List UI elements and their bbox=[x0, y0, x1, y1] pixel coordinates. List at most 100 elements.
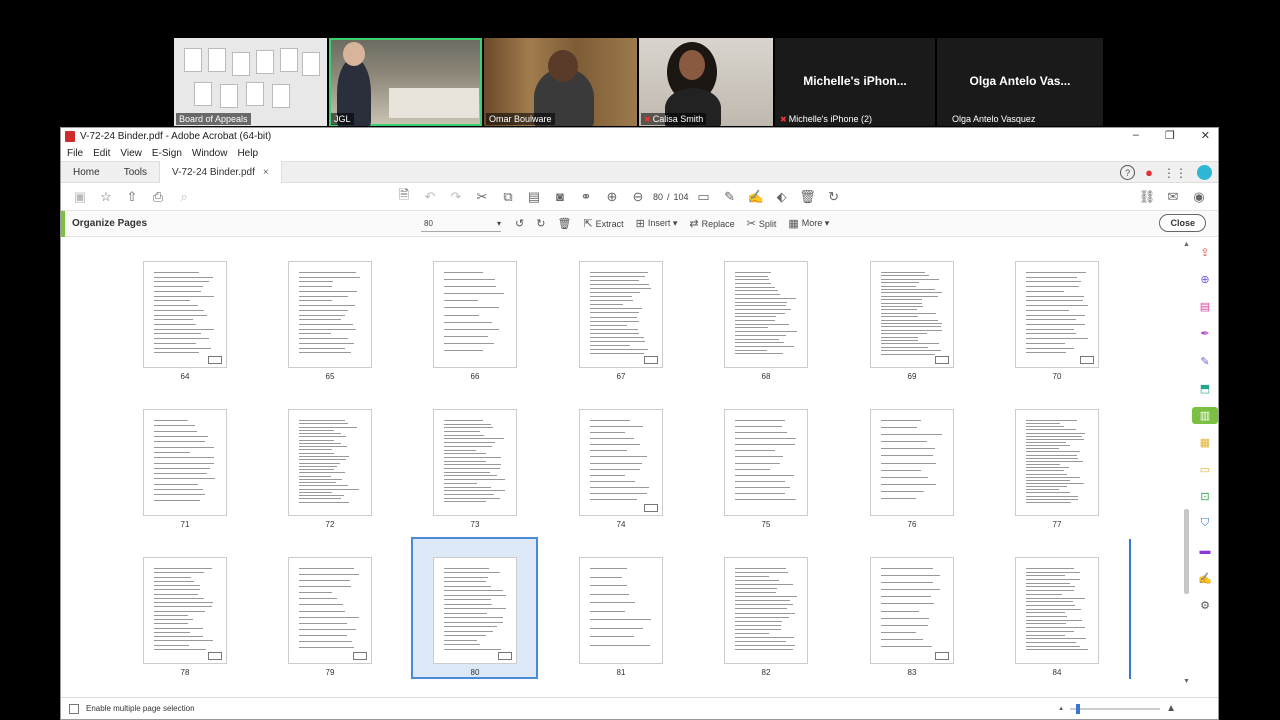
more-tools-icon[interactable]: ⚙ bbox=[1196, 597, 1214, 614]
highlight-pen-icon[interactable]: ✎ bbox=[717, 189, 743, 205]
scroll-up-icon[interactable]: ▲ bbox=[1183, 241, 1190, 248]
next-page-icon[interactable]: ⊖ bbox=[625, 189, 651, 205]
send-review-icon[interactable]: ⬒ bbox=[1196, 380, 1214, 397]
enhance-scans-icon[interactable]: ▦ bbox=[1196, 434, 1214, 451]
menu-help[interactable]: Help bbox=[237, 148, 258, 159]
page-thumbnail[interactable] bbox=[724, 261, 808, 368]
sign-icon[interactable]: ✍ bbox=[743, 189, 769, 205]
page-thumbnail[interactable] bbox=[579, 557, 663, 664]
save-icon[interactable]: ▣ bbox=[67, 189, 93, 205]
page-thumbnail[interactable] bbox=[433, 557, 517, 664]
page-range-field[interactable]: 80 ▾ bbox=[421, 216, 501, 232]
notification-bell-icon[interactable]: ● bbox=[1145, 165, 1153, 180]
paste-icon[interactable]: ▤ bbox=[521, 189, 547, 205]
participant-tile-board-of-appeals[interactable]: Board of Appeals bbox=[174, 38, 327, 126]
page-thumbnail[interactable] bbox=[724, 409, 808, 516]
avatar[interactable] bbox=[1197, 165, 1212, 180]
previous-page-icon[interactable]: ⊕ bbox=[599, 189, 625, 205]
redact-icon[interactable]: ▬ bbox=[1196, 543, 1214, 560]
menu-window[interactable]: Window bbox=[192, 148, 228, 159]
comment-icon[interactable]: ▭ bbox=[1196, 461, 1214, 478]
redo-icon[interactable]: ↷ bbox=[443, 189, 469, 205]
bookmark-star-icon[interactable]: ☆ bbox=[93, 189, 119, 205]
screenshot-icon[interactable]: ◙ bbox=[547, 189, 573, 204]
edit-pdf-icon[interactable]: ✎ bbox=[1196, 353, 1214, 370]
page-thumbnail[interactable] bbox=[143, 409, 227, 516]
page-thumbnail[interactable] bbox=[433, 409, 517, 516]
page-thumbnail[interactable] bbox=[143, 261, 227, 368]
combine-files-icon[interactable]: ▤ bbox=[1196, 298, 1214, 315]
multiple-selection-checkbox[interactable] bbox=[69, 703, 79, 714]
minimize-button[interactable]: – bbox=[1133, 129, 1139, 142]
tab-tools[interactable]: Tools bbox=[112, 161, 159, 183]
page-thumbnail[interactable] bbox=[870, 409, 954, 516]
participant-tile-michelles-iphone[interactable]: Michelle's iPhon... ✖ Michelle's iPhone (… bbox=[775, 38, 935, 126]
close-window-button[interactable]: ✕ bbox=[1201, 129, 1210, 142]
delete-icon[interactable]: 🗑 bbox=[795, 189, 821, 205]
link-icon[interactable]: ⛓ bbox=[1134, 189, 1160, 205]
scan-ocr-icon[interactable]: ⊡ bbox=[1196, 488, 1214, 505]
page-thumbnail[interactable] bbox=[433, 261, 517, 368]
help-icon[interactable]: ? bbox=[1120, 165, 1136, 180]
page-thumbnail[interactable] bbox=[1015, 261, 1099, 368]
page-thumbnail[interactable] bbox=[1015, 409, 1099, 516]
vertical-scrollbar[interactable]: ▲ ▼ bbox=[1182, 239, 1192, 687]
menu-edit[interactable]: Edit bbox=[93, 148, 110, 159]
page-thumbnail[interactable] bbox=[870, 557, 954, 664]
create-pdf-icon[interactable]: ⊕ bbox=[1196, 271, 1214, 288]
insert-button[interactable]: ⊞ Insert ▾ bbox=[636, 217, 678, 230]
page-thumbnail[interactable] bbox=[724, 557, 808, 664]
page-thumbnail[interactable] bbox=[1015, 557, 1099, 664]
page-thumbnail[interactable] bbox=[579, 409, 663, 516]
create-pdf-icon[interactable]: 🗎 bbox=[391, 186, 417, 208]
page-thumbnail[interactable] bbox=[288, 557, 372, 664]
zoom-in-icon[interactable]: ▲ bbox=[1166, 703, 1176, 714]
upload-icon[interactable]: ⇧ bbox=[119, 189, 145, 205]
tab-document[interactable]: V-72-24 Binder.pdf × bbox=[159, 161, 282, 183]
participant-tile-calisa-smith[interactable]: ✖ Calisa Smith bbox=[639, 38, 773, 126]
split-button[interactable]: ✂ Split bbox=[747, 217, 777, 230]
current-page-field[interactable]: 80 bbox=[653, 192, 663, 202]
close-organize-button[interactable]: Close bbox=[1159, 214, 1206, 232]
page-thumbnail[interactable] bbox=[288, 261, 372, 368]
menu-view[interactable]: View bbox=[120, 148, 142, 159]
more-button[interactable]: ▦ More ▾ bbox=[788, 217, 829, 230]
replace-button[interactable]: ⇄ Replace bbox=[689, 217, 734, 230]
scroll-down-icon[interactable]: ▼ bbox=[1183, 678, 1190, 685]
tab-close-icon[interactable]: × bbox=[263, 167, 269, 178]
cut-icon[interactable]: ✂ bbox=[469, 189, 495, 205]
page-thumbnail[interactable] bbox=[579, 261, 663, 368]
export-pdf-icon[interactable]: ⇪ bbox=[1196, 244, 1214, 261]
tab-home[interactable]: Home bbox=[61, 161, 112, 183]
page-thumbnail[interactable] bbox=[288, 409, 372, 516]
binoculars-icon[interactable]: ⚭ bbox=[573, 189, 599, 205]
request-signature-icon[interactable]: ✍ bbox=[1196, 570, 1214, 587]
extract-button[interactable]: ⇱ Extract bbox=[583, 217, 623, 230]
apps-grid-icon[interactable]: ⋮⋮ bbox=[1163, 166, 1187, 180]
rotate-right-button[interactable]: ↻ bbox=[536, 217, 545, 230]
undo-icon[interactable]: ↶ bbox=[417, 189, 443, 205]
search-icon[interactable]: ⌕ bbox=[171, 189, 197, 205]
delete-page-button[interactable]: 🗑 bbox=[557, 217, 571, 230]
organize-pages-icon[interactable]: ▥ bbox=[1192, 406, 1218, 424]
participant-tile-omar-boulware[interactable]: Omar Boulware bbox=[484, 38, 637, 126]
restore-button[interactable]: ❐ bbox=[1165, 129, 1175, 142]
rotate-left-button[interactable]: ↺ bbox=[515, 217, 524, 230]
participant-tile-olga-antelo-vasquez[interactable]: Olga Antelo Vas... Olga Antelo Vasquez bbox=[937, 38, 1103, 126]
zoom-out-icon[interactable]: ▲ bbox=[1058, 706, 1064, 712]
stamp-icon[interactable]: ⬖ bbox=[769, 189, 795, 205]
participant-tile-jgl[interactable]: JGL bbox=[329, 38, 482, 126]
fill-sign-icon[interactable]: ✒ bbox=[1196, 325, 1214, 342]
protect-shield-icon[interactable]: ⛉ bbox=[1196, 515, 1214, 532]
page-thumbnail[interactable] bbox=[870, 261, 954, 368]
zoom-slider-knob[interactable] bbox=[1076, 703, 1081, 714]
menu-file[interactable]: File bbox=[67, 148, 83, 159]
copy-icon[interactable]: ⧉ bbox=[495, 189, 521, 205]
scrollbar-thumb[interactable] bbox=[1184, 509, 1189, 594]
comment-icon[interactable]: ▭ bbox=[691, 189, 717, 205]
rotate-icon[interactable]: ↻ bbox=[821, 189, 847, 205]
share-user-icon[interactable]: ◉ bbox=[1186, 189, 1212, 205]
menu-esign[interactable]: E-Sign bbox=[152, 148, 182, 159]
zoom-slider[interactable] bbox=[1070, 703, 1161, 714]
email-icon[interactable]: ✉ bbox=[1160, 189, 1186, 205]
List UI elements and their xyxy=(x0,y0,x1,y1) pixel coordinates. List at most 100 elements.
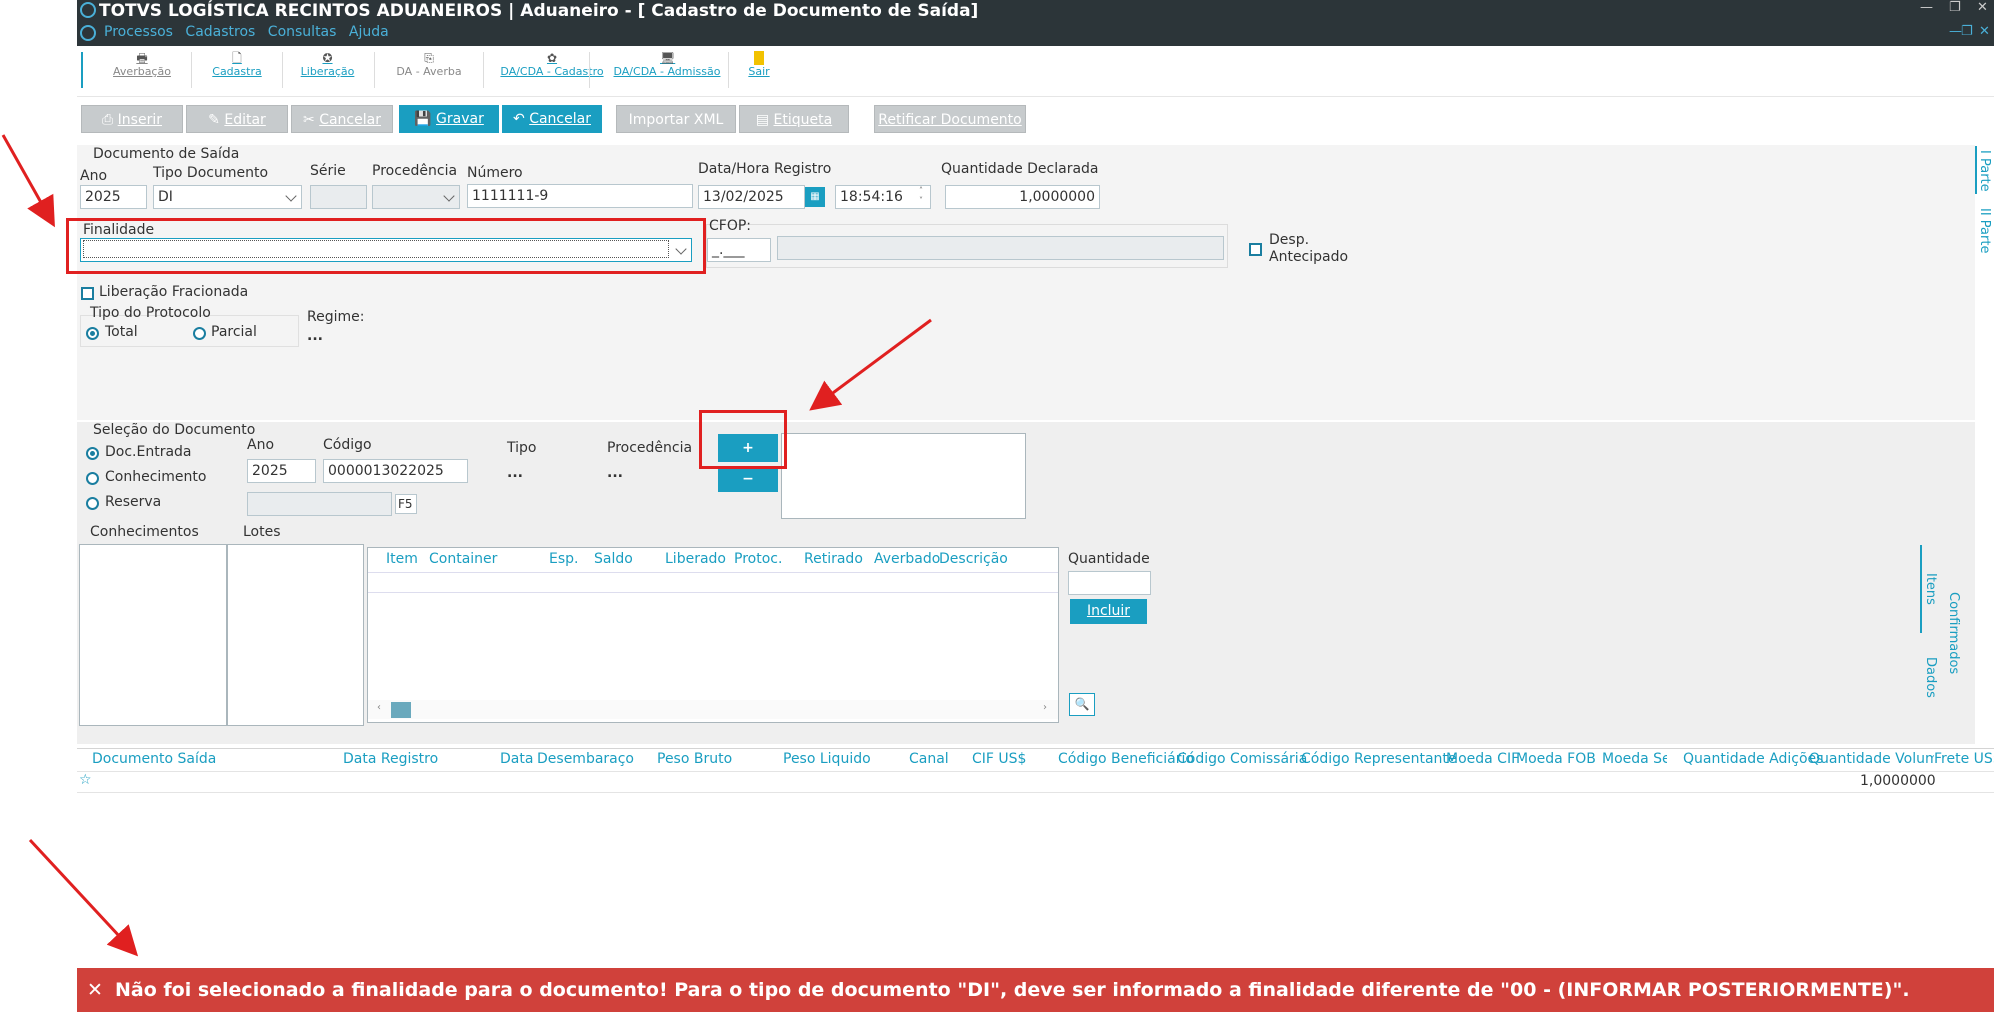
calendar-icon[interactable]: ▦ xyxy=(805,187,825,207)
__________
Problem to work on:
Put the data lines as a Markdown table with two columns, Number and Entry, starting at the line that contains "more-tools-icon[interactable]: ⚙ bbox=[1196, 597, 1214, 614]" and ending at the line that contains "enhance-scans-icon[interactable]: ▦ bbox=[1196, 434, 1214, 451]". Give each line its own numbered row, skip any blank lines, and include nothing else.

Answer to this problem:
| Number | Entry |
|---|---|
| 1 | more-tools-icon[interactable]: ⚙ bbox=[1196, 597, 1214, 614] |
| 2 | highlight-pen-icon[interactable]: ✎ bbox=[717, 189, 743, 205] |
| 3 | scroll-up-icon[interactable]: ▲ bbox=[1183, 241, 1190, 248] |
| 4 | next-page-icon[interactable]: ⊖ bbox=[625, 189, 651, 205] |
| 5 | send-review-icon[interactable]: ⬒ bbox=[1196, 380, 1214, 397] |
| 6 | enhance-scans-icon[interactable]: ▦ bbox=[1196, 434, 1214, 451] |